• [Short exercise]
Quote all of the entries word for word.

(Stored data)
========

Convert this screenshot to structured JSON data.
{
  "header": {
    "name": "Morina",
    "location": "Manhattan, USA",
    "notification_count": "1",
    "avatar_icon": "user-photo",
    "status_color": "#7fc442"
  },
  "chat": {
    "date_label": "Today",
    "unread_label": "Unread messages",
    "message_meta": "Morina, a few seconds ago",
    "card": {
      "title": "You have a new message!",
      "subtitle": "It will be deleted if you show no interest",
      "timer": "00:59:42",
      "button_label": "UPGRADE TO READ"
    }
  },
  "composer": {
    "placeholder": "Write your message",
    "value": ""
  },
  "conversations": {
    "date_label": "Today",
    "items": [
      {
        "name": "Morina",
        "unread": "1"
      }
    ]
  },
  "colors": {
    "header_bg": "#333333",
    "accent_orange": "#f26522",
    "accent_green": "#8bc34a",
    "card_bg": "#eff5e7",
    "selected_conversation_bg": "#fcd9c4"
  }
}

========

• [Expected answer]
Convert this screenshot to structured JSON data.
{
  "header": {
    "name": "Morina",
    "location": "Manhattan, USA",
    "notification_count": "1",
    "avatar_icon": "user-photo",
    "status_color": "#7fc442"
  },
  "chat": {
    "date_label": "Today",
    "unread_label": "Unread messages",
    "message_meta": "Morina, a few seconds ago",
    "card": {
      "title": "You have a new message!",
      "subtitle": "It will be deleted if you show no interest",
      "timer": "00:59:42",
      "button_label": "UPGRADE TO READ"
    }
  },
  "composer": {
    "placeholder": "Write your message",
    "value": ""
  },
  "conversations": {
    "date_label": "Today",
    "items": [
      {
        "name": "Morina",
        "unread": "1"
      }
    ]
  },
  "colors": {
    "header_bg": "#333333",
    "accent_orange": "#f26522",
    "accent_green": "#8bc34a",
    "card_bg": "#eff5e7",
    "selected_conversation_bg": "#fcd9c4"
  }
}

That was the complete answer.